━━ The data

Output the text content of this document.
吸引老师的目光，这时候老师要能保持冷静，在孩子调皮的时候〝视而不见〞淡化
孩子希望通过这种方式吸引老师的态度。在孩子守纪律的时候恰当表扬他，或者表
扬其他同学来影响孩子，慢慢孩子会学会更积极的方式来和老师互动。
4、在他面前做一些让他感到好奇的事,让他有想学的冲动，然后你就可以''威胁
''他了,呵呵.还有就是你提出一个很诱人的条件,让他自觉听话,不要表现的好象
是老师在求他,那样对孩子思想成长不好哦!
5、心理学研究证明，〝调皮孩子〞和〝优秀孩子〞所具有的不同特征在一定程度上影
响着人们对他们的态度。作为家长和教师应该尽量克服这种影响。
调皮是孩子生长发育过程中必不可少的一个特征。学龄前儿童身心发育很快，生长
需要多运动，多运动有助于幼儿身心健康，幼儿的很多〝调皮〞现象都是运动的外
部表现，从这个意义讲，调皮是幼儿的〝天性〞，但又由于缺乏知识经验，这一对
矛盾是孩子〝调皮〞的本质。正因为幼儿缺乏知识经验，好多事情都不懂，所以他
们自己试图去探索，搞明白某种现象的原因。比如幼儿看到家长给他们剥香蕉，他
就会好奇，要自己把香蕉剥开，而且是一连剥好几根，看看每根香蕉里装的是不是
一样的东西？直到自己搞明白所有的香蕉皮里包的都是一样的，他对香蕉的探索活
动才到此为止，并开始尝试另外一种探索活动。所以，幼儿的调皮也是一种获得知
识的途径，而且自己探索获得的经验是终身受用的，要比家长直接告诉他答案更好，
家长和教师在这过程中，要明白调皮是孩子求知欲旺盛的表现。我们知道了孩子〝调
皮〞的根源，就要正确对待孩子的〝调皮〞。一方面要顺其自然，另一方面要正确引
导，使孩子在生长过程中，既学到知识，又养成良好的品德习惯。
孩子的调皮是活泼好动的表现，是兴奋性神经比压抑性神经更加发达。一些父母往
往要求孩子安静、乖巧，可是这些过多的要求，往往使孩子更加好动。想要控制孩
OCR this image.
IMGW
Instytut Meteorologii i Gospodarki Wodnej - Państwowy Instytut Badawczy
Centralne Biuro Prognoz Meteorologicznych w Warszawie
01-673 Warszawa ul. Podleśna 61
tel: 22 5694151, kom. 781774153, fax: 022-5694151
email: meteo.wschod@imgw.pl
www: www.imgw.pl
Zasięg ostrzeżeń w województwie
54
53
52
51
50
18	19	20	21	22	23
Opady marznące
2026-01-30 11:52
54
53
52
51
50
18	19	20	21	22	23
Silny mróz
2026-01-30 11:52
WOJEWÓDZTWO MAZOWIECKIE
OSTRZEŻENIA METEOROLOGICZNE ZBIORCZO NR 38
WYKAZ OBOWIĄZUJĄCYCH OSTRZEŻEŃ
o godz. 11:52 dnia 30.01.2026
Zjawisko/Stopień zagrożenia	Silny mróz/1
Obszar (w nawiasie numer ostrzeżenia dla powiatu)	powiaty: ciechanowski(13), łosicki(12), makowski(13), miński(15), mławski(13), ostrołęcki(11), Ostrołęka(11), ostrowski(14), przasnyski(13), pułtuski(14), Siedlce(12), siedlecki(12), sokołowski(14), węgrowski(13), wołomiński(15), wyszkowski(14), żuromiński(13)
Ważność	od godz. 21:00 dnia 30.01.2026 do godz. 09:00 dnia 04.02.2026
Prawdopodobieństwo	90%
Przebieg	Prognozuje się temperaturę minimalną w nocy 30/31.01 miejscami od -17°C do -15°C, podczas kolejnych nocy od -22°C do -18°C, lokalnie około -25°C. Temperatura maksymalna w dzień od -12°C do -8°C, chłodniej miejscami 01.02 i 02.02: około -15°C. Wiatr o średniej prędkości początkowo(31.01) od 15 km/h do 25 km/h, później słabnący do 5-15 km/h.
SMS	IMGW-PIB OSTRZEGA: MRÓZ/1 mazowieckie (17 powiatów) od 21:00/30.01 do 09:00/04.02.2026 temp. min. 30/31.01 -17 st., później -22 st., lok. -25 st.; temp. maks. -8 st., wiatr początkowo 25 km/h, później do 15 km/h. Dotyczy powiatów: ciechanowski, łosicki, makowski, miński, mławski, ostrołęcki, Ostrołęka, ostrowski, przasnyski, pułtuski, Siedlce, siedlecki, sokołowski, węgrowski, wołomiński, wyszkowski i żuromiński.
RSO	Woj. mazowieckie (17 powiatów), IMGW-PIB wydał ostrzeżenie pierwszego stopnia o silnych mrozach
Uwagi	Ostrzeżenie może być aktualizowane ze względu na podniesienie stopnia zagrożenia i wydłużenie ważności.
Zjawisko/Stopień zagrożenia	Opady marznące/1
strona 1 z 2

━━━━

What to do:
Within the records above, how many lines include the word "ostrołęcki"? State the number by itself.

Exercise response:
2